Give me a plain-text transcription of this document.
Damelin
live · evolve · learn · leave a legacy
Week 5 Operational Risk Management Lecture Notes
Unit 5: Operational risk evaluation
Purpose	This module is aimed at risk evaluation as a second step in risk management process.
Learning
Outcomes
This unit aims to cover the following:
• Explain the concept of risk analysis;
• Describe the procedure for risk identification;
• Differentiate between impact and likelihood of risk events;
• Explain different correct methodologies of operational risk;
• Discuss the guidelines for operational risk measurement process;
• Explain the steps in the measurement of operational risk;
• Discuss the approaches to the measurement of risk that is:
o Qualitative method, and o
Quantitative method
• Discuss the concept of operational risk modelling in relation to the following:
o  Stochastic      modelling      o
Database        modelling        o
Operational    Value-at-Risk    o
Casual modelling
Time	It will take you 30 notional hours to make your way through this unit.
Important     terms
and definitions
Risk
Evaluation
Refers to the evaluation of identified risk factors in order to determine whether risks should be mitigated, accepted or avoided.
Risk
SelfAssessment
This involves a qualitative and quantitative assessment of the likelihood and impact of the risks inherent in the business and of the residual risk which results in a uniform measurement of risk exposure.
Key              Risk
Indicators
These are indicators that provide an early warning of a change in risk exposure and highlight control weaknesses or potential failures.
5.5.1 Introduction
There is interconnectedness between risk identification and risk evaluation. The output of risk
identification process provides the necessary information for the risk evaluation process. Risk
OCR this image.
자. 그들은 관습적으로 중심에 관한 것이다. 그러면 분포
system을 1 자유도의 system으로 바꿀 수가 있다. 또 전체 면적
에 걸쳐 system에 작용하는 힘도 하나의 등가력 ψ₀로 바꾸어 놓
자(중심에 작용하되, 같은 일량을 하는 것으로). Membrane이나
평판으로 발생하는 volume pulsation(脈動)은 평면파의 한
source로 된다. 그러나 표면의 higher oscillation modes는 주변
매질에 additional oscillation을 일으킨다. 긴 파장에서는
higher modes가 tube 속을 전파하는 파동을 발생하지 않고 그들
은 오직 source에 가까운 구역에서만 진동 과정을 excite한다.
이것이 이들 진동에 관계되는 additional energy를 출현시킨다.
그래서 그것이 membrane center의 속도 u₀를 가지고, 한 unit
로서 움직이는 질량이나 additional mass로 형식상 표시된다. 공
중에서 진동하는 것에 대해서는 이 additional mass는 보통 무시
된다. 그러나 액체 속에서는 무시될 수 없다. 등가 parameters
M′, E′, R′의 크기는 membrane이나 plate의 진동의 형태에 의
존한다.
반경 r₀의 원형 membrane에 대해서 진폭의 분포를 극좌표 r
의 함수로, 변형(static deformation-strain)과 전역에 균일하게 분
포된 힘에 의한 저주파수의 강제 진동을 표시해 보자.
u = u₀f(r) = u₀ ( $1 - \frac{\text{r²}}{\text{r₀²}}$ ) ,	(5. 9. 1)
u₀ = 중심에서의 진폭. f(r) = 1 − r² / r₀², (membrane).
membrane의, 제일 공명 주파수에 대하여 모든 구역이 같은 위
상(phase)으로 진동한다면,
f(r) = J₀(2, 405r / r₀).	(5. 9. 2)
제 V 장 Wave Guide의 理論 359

- **WHAT THIS TASK INVOLVES**: Gather up, from the records above, each line where the word "risks" appears.

- **FULL OUTPUT**:
Refers to the evaluation of identified risk factors in order to determine whether risks should be mitigated, accepted or avoided.
This involves a qualitative and quantitative assessment of the likelihood and impact of the risks inherent in the business and of the residual risk which results in a uniform measurement of risk exposure.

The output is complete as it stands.